> [Goal]:
Reproduce every line of the records below word for word, without changing anything.

> [Entries shown]:
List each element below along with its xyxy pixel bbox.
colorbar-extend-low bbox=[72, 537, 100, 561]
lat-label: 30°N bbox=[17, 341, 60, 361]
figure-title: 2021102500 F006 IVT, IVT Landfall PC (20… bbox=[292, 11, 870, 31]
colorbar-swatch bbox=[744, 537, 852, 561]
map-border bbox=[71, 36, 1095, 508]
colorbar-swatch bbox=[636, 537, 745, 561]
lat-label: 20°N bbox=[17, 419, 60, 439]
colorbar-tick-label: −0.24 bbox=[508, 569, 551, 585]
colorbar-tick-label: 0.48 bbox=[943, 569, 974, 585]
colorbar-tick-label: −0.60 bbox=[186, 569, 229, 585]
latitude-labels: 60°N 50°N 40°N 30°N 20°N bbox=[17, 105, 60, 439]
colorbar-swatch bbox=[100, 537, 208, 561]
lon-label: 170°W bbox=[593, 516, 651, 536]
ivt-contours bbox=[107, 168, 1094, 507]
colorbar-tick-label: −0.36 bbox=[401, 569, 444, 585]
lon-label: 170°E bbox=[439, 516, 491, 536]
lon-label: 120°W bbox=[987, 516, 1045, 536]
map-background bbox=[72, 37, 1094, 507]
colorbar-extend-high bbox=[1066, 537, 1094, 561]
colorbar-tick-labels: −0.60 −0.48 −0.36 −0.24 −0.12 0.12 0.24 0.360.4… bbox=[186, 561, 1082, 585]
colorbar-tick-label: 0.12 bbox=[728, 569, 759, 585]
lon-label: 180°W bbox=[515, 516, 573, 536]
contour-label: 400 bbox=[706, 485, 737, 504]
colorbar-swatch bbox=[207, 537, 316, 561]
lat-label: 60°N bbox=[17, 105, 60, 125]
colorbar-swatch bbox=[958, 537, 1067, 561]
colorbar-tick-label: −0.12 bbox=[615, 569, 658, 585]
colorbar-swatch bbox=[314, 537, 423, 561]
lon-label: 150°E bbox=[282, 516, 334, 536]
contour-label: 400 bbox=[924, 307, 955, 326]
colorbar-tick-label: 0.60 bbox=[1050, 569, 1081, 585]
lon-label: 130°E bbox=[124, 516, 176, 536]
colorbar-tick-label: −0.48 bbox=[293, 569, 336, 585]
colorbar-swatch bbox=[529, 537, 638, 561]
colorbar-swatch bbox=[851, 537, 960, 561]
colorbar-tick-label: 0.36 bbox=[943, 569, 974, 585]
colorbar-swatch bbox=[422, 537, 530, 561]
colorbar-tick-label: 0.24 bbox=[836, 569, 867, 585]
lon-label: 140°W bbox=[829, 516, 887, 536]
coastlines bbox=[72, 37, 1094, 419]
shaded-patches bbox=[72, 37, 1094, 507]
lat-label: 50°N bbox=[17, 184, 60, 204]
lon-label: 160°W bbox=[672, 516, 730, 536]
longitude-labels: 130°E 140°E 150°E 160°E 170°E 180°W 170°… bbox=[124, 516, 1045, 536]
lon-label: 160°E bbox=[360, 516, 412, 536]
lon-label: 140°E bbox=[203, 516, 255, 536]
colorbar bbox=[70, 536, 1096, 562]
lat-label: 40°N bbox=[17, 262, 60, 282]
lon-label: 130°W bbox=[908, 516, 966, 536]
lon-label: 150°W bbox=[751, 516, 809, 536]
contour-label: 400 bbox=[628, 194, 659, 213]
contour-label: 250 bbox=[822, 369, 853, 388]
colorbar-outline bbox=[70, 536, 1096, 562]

> [Result of this task]:
List each element below along with its xyxy pixel bbox.
colorbar-extend-low bbox=[72, 537, 100, 561]
lat-label: 30°N bbox=[17, 341, 60, 361]
figure-title: 2021102500 F006 IVT, IVT Landfall PC (20… bbox=[292, 11, 870, 31]
colorbar-swatch bbox=[744, 537, 852, 561]
map-border bbox=[71, 36, 1095, 508]
colorbar-swatch bbox=[636, 537, 745, 561]
lat-label: 20°N bbox=[17, 419, 60, 439]
colorbar-tick-label: −0.24 bbox=[508, 569, 551, 585]
colorbar-tick-label: 0.48 bbox=[943, 569, 974, 585]
colorbar-tick-label: −0.60 bbox=[186, 569, 229, 585]
latitude-labels: 60°N 50°N 40°N 30°N 20°N bbox=[17, 105, 60, 439]
colorbar-swatch bbox=[100, 537, 208, 561]
lon-label: 170°W bbox=[593, 516, 651, 536]
ivt-contours bbox=[107, 168, 1094, 507]
colorbar-tick-label: −0.36 bbox=[401, 569, 444, 585]
lon-label: 170°E bbox=[439, 516, 491, 536]
lon-label: 120°W bbox=[987, 516, 1045, 536]
map-background bbox=[72, 37, 1094, 507]
colorbar-extend-high bbox=[1066, 537, 1094, 561]
colorbar-tick-labels: −0.60 −0.48 −0.36 −0.24 −0.12 0.12 0.24 0.360.4… bbox=[186, 561, 1082, 585]
colorbar-tick-label: 0.12 bbox=[728, 569, 759, 585]
lon-label: 180°W bbox=[515, 516, 573, 536]
contour-label: 400 bbox=[706, 485, 737, 504]
colorbar-swatch bbox=[207, 537, 316, 561]
lat-label: 60°N bbox=[17, 105, 60, 125]
colorbar-swatch bbox=[958, 537, 1067, 561]
colorbar-tick-label: −0.12 bbox=[615, 569, 658, 585]
colorbar-swatch bbox=[314, 537, 423, 561]
lon-label: 150°E bbox=[282, 516, 334, 536]
contour-label: 400 bbox=[924, 307, 955, 326]
colorbar-tick-label: 0.60 bbox=[1050, 569, 1081, 585]
lon-label: 130°E bbox=[124, 516, 176, 536]
colorbar-tick-label: −0.48 bbox=[293, 569, 336, 585]
colorbar-swatch bbox=[529, 537, 638, 561]
colorbar-swatch bbox=[851, 537, 960, 561]
colorbar-tick-label: 0.36 bbox=[943, 569, 974, 585]
colorbar-swatch bbox=[422, 537, 530, 561]
colorbar-tick-label: 0.24 bbox=[836, 569, 867, 585]
lon-label: 140°W bbox=[829, 516, 887, 536]
coastlines bbox=[72, 37, 1094, 419]
shaded-patches bbox=[72, 37, 1094, 507]
lat-label: 50°N bbox=[17, 184, 60, 204]
lon-label: 160°W bbox=[672, 516, 730, 536]
longitude-labels: 130°E 140°E 150°E 160°E 170°E 180°W 170°… bbox=[124, 516, 1045, 536]
lon-label: 160°E bbox=[360, 516, 412, 536]
lon-label: 140°E bbox=[203, 516, 255, 536]
colorbar bbox=[70, 536, 1096, 562]
lat-label: 40°N bbox=[17, 262, 60, 282]
lon-label: 130°W bbox=[908, 516, 966, 536]
lon-label: 150°W bbox=[751, 516, 809, 536]
contour-label: 400 bbox=[628, 194, 659, 213]
contour-label: 250 bbox=[822, 369, 853, 388]
colorbar-outline bbox=[70, 536, 1096, 562]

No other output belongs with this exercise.